Problem description: Please retype the data in full and exactly; the pictures are not part of the copy.

Input for this task:
/---

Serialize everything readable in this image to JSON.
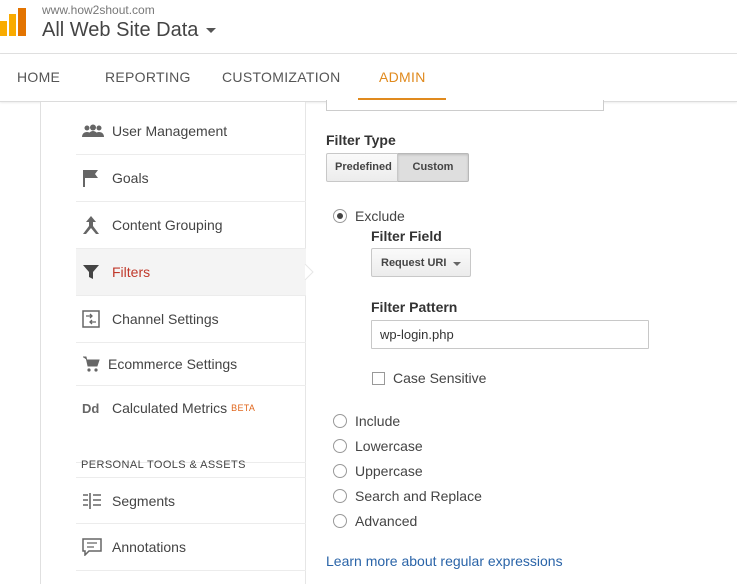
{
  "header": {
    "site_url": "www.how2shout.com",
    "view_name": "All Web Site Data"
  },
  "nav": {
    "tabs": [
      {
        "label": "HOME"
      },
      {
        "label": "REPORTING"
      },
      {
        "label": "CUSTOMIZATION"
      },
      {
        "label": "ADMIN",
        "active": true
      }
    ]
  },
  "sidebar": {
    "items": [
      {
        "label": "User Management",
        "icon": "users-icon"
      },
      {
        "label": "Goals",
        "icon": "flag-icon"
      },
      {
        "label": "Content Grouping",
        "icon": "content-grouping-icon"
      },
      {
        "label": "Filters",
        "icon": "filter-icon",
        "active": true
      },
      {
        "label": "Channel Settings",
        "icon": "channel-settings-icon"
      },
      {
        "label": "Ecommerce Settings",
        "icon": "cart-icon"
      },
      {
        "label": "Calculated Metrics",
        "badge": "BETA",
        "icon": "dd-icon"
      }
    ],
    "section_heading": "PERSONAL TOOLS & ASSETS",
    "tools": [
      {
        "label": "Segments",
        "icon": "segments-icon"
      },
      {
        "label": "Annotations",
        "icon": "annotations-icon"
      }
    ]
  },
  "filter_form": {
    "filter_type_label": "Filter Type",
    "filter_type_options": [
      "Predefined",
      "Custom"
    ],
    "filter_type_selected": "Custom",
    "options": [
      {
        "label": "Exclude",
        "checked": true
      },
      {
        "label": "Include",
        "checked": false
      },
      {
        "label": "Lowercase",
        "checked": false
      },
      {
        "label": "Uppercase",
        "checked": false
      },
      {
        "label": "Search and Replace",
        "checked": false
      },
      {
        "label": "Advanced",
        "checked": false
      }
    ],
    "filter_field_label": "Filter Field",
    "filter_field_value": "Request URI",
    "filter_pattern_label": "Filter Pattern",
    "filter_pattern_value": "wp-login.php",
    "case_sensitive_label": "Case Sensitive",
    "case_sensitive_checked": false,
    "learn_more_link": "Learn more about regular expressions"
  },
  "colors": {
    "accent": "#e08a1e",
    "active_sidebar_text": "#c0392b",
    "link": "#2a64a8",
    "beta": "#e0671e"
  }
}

\---

Exercise solution:
Serialize everything readable in this image to JSON.
{
  "header": {
    "site_url": "www.how2shout.com",
    "view_name": "All Web Site Data"
  },
  "nav": {
    "tabs": [
      {
        "label": "HOME"
      },
      {
        "label": "REPORTING"
      },
      {
        "label": "CUSTOMIZATION"
      },
      {
        "label": "ADMIN",
        "active": true
      }
    ]
  },
  "sidebar": {
    "items": [
      {
        "label": "User Management",
        "icon": "users-icon"
      },
      {
        "label": "Goals",
        "icon": "flag-icon"
      },
      {
        "label": "Content Grouping",
        "icon": "content-grouping-icon"
      },
      {
        "label": "Filters",
        "icon": "filter-icon",
        "active": true
      },
      {
        "label": "Channel Settings",
        "icon": "channel-settings-icon"
      },
      {
        "label": "Ecommerce Settings",
        "icon": "cart-icon"
      },
      {
        "label": "Calculated Metrics",
        "badge": "BETA",
        "icon": "dd-icon"
      }
    ],
    "section_heading": "PERSONAL TOOLS & ASSETS",
    "tools": [
      {
        "label": "Segments",
        "icon": "segments-icon"
      },
      {
        "label": "Annotations",
        "icon": "annotations-icon"
      }
    ]
  },
  "filter_form": {
    "filter_type_label": "Filter Type",
    "filter_type_options": [
      "Predefined",
      "Custom"
    ],
    "filter_type_selected": "Custom",
    "options": [
      {
        "label": "Exclude",
        "checked": true
      },
      {
        "label": "Include",
        "checked": false
      },
      {
        "label": "Lowercase",
        "checked": false
      },
      {
        "label": "Uppercase",
        "checked": false
      },
      {
        "label": "Search and Replace",
        "checked": false
      },
      {
        "label": "Advanced",
        "checked": false
      }
    ],
    "filter_field_label": "Filter Field",
    "filter_field_value": "Request URI",
    "filter_pattern_label": "Filter Pattern",
    "filter_pattern_value": "wp-login.php",
    "case_sensitive_label": "Case Sensitive",
    "case_sensitive_checked": false,
    "learn_more_link": "Learn more about regular expressions"
  },
  "colors": {
    "accent": "#e08a1e",
    "active_sidebar_text": "#c0392b",
    "link": "#2a64a8",
    "beta": "#e0671e"
  }
}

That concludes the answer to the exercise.